## [Task brief]
Will you give every entry again exactly as it stands?

Dataset rows about figures
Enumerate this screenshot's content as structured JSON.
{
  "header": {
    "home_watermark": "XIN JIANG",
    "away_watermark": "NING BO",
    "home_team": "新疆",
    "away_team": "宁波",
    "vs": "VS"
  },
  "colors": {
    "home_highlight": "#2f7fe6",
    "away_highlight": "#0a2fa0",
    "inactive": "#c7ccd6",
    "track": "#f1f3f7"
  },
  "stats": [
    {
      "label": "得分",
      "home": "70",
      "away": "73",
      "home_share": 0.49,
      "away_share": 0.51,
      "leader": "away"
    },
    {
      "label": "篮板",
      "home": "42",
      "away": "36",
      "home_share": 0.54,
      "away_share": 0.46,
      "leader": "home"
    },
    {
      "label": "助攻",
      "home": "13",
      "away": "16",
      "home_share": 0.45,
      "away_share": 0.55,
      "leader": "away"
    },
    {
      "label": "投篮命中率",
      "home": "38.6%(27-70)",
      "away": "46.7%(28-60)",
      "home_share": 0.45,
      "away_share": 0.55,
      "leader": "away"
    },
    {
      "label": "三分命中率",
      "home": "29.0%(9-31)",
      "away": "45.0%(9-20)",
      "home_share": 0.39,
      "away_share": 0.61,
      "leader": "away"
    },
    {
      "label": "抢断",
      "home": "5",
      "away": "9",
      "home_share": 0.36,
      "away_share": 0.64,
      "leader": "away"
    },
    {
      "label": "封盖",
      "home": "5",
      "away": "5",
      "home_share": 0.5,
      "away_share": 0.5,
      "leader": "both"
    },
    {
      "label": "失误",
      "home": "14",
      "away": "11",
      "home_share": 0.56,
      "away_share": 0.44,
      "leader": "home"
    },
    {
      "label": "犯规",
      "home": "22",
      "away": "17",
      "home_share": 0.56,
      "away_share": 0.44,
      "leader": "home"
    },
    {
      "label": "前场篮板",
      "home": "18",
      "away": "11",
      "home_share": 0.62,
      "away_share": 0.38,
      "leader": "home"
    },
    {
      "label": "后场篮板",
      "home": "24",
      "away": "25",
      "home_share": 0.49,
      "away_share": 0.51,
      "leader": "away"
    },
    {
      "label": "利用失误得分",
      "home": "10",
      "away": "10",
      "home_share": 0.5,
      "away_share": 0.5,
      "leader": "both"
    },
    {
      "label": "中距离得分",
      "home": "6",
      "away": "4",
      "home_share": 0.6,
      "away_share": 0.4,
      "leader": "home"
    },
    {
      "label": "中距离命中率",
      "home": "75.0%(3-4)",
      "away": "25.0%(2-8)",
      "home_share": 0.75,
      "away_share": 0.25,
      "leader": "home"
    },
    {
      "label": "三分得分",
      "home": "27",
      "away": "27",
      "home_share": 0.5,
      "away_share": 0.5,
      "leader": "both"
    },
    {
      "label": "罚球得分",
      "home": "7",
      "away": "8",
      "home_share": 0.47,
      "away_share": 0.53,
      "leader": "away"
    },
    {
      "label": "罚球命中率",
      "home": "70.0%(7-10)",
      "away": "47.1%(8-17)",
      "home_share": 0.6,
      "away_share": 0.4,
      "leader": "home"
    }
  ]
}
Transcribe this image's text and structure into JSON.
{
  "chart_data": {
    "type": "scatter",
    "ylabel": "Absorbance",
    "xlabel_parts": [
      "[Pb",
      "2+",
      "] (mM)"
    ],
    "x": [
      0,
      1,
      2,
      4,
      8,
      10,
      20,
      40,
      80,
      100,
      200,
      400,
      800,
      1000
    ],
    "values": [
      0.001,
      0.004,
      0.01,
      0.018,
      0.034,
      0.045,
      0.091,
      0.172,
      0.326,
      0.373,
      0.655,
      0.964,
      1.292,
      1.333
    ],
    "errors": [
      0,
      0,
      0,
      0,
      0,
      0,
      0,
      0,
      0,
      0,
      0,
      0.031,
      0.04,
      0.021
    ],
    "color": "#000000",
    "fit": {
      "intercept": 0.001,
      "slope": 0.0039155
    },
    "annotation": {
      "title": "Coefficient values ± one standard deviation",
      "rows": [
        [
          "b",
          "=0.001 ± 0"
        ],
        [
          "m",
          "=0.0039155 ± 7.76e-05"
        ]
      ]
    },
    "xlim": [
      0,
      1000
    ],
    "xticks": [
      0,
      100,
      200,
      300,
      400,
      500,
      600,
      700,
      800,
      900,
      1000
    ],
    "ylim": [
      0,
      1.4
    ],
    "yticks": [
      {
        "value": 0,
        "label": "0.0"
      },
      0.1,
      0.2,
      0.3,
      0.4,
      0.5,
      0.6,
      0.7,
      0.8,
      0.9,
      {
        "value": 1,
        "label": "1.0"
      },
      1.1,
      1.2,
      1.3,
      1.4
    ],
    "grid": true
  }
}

## [Result of this task]
Enumerate this screenshot's content as structured JSON.
{
  "header": {
    "home_watermark": "XIN JIANG",
    "away_watermark": "NING BO",
    "home_team": "新疆",
    "away_team": "宁波",
    "vs": "VS"
  },
  "colors": {
    "home_highlight": "#2f7fe6",
    "away_highlight": "#0a2fa0",
    "inactive": "#c7ccd6",
    "track": "#f1f3f7"
  },
  "stats": [
    {
      "label": "得分",
      "home": "70",
      "away": "73",
      "home_share": 0.49,
      "away_share": 0.51,
      "leader": "away"
    },
    {
      "label": "篮板",
      "home": "42",
      "away": "36",
      "home_share": 0.54,
      "away_share": 0.46,
      "leader": "home"
    },
    {
      "label": "助攻",
      "home": "13",
      "away": "16",
      "home_share": 0.45,
      "away_share": 0.55,
      "leader": "away"
    },
    {
      "label": "投篮命中率",
      "home": "38.6%(27-70)",
      "away": "46.7%(28-60)",
      "home_share": 0.45,
      "away_share": 0.55,
      "leader": "away"
    },
    {
      "label": "三分命中率",
      "home": "29.0%(9-31)",
      "away": "45.0%(9-20)",
      "home_share": 0.39,
      "away_share": 0.61,
      "leader": "away"
    },
    {
      "label": "抢断",
      "home": "5",
      "away": "9",
      "home_share": 0.36,
      "away_share": 0.64,
      "leader": "away"
    },
    {
      "label": "封盖",
      "home": "5",
      "away": "5",
      "home_share": 0.5,
      "away_share": 0.5,
      "leader": "both"
    },
    {
      "label": "失误",
      "home": "14",
      "away": "11",
      "home_share": 0.56,
      "away_share": 0.44,
      "leader": "home"
    },
    {
      "label": "犯规",
      "home": "22",
      "away": "17",
      "home_share": 0.56,
      "away_share": 0.44,
      "leader": "home"
    },
    {
      "label": "前场篮板",
      "home": "18",
      "away": "11",
      "home_share": 0.62,
      "away_share": 0.38,
      "leader": "home"
    },
    {
      "label": "后场篮板",
      "home": "24",
      "away": "25",
      "home_share": 0.49,
      "away_share": 0.51,
      "leader": "away"
    },
    {
      "label": "利用失误得分",
      "home": "10",
      "away": "10",
      "home_share": 0.5,
      "away_share": 0.5,
      "leader": "both"
    },
    {
      "label": "中距离得分",
      "home": "6",
      "away": "4",
      "home_share": 0.6,
      "away_share": 0.4,
      "leader": "home"
    },
    {
      "label": "中距离命中率",
      "home": "75.0%(3-4)",
      "away": "25.0%(2-8)",
      "home_share": 0.75,
      "away_share": 0.25,
      "leader": "home"
    },
    {
      "label": "三分得分",
      "home": "27",
      "away": "27",
      "home_share": 0.5,
      "away_share": 0.5,
      "leader": "both"
    },
    {
      "label": "罚球得分",
      "home": "7",
      "away": "8",
      "home_share": 0.47,
      "away_share": 0.53,
      "leader": "away"
    },
    {
      "label": "罚球命中率",
      "home": "70.0%(7-10)",
      "away": "47.1%(8-17)",
      "home_share": 0.6,
      "away_share": 0.4,
      "leader": "home"
    }
  ]
}
Transcribe this image's text and structure into JSON.
{
  "chart_data": {
    "type": "scatter",
    "ylabel": "Absorbance",
    "xlabel_parts": [
      "[Pb",
      "2+",
      "] (mM)"
    ],
    "x": [
      0,
      1,
      2,
      4,
      8,
      10,
      20,
      40,
      80,
      100,
      200,
      400,
      800,
      1000
    ],
    "values": [
      0.001,
      0.004,
      0.01,
      0.018,
      0.034,
      0.045,
      0.091,
      0.172,
      0.326,
      0.373,
      0.655,
      0.964,
      1.292,
      1.333
    ],
    "errors": [
      0,
      0,
      0,
      0,
      0,
      0,
      0,
      0,
      0,
      0,
      0,
      0.031,
      0.04,
      0.021
    ],
    "color": "#000000",
    "fit": {
      "intercept": 0.001,
      "slope": 0.0039155
    },
    "annotation": {
      "title": "Coefficient values ± one standard deviation",
      "rows": [
        [
          "b",
          "=0.001 ± 0"
        ],
        [
          "m",
          "=0.0039155 ± 7.76e-05"
        ]
      ]
    },
    "xlim": [
      0,
      1000
    ],
    "xticks": [
      0,
      100,
      200,
      300,
      400,
      500,
      600,
      700,
      800,
      900,
      1000
    ],
    "ylim": [
      0,
      1.4
    ],
    "yticks": [
      {
        "value": 0,
        "label": "0.0"
      },
      0.1,
      0.2,
      0.3,
      0.4,
      0.5,
      0.6,
      0.7,
      0.8,
      0.9,
      {
        "value": 1,
        "label": "1.0"
      },
      1.1,
      1.2,
      1.3,
      1.4
    ],
    "grid": true
  }
}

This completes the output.